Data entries

++++++++++

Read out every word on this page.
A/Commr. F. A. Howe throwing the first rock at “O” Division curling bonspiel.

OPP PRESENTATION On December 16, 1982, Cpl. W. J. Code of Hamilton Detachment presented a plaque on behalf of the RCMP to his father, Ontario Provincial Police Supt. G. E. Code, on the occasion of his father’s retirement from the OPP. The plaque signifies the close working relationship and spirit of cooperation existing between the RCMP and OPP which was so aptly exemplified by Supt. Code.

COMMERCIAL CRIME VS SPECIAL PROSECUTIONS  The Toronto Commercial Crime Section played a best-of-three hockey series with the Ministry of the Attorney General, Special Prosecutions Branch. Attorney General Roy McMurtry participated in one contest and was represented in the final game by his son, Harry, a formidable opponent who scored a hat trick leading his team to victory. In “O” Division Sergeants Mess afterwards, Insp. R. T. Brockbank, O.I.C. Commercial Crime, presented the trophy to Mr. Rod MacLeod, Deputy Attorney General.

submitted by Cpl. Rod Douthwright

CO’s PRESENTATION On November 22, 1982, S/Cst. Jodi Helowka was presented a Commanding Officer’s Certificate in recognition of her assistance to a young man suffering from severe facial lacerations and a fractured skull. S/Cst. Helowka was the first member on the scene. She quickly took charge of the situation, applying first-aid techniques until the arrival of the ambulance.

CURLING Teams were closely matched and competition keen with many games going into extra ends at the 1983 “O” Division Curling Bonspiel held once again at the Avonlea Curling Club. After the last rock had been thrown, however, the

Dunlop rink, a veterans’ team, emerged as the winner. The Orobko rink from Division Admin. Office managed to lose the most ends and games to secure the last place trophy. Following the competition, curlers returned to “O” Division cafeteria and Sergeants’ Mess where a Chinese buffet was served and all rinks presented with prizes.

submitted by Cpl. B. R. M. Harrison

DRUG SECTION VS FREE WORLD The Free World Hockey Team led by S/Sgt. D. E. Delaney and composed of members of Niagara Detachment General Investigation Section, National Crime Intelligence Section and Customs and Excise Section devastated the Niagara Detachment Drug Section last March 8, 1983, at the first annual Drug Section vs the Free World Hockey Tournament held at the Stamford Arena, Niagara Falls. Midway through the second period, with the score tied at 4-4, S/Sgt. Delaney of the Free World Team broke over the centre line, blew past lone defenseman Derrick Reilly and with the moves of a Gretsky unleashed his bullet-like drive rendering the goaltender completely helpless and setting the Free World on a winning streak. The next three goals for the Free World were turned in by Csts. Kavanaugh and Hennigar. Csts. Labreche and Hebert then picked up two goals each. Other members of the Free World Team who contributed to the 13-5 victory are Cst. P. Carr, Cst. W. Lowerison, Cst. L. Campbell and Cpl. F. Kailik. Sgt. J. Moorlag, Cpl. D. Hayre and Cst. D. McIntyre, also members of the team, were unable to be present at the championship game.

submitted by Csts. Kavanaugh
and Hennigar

++++++++++

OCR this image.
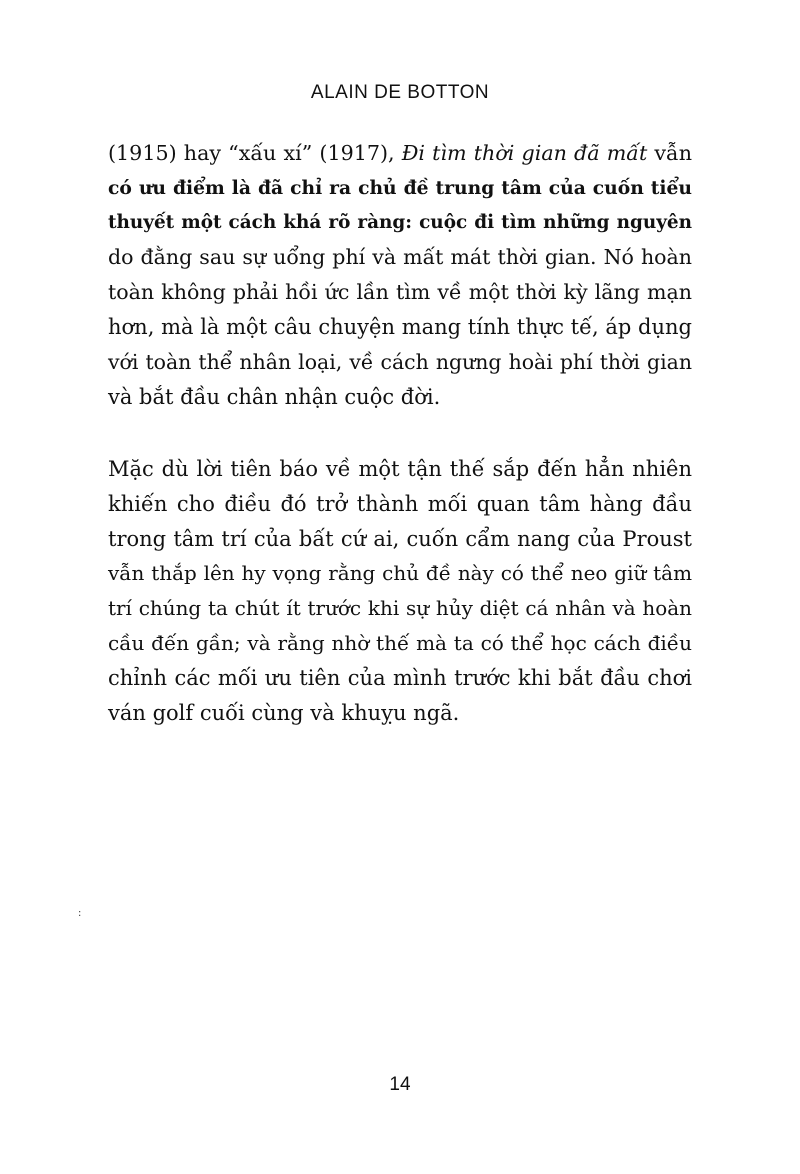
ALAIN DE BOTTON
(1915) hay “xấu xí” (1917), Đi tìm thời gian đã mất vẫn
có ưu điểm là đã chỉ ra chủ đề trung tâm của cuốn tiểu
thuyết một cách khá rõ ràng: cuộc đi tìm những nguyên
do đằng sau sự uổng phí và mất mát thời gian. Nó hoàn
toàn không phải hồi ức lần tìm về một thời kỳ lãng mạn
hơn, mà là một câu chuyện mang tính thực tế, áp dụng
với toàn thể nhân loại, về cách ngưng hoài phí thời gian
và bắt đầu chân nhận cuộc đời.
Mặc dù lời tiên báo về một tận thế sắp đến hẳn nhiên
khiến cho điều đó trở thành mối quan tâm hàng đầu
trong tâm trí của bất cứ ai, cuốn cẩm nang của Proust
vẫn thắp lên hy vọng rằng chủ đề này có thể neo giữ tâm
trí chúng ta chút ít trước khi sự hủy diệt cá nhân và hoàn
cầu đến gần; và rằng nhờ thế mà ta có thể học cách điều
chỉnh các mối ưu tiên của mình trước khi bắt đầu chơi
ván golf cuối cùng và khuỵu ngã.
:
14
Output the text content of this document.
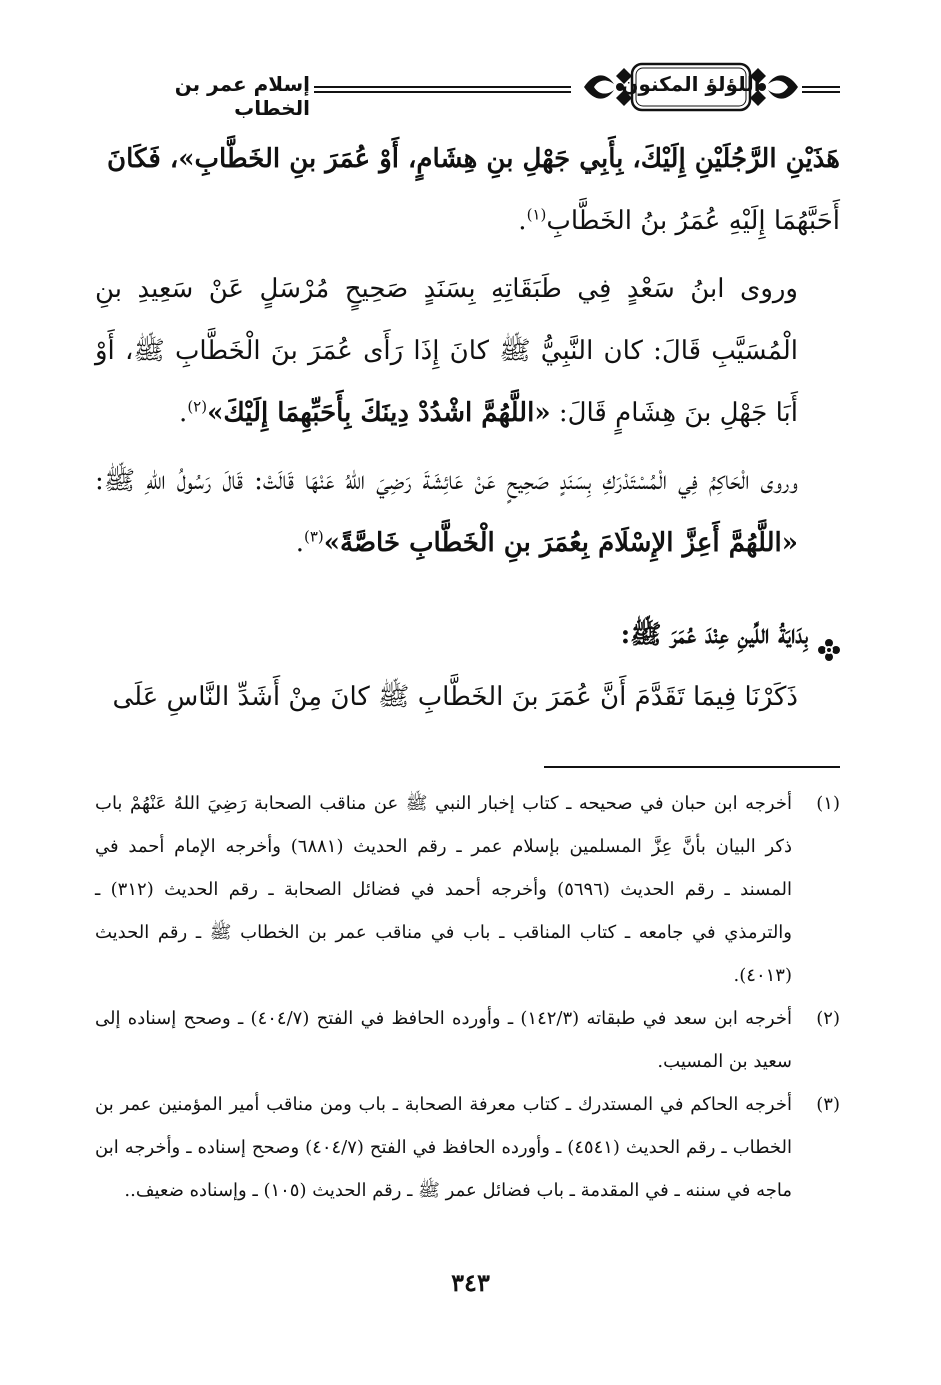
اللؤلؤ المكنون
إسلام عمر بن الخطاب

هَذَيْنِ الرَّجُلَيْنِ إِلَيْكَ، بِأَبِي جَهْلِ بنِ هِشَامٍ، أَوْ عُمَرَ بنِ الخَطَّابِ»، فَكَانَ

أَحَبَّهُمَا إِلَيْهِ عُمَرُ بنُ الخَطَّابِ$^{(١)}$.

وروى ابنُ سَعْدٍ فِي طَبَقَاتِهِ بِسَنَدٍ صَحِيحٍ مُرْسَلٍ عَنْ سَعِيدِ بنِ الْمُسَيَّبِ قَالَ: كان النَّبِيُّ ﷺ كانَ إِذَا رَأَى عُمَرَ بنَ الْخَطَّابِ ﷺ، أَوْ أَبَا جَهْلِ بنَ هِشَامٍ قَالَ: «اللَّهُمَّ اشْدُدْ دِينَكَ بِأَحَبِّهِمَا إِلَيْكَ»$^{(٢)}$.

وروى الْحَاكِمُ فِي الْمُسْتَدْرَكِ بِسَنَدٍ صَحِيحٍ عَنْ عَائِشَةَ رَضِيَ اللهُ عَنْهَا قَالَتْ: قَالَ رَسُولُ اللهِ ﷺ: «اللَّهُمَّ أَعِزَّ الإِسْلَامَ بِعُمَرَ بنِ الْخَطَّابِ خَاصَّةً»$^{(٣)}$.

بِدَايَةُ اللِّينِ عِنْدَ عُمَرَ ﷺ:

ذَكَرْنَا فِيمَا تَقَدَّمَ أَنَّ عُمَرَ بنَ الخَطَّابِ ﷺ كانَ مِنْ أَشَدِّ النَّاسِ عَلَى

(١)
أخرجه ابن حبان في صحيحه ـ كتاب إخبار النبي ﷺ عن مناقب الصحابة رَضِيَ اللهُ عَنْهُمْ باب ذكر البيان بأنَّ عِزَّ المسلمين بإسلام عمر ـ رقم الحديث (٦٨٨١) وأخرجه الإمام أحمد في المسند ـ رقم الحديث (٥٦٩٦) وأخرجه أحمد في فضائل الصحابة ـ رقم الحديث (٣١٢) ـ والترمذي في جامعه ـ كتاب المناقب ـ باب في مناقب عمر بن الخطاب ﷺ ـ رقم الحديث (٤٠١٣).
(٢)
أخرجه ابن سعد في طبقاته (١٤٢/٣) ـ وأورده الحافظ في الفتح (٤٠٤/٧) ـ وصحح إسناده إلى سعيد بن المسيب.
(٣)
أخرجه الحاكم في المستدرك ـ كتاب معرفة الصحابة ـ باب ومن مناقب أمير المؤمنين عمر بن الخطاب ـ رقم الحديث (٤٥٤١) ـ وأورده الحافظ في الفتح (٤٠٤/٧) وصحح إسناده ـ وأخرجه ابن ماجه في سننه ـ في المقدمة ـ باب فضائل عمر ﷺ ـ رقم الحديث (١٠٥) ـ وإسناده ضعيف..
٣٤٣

++++++++++

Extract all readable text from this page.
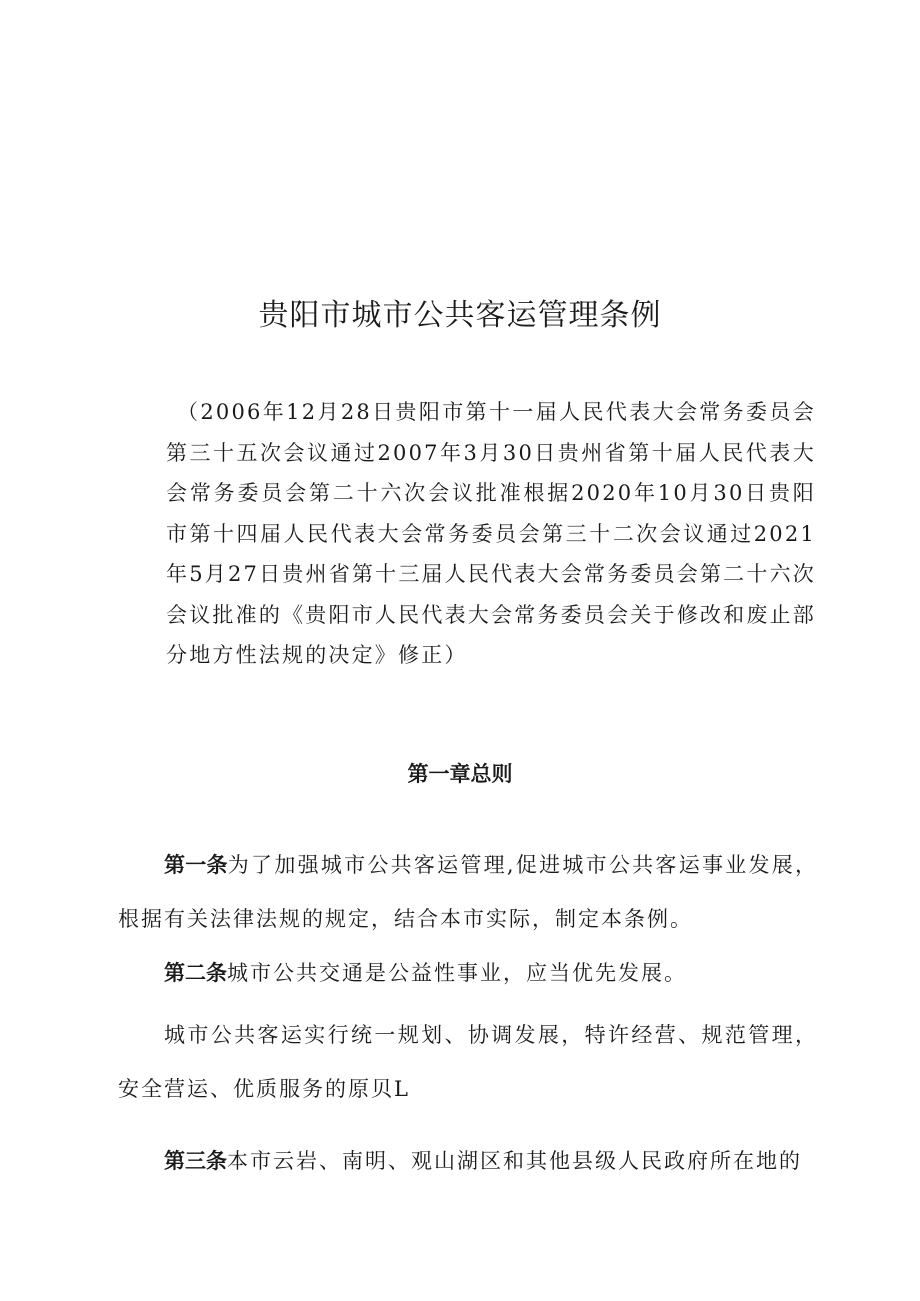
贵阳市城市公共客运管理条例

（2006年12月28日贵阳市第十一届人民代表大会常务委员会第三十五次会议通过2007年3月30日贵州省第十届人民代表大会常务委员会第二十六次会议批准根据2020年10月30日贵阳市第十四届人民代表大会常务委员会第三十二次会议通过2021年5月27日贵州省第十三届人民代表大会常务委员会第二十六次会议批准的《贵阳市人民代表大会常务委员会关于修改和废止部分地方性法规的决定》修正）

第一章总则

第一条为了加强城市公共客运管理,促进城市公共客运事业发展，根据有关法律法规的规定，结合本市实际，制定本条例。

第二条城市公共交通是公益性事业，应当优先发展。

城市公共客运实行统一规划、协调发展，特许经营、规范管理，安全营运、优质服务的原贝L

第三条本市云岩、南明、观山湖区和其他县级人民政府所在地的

++++++++++

* [Exercise aim]: Copy every line in the listing above where the string "hoàn" turns up.

* [The response]:
do đằng sau sự uổng phí và mất mát thời gian. Nó hoàn
trí chúng ta chút ít trước khi sự hủy diệt cá nhân và hoàn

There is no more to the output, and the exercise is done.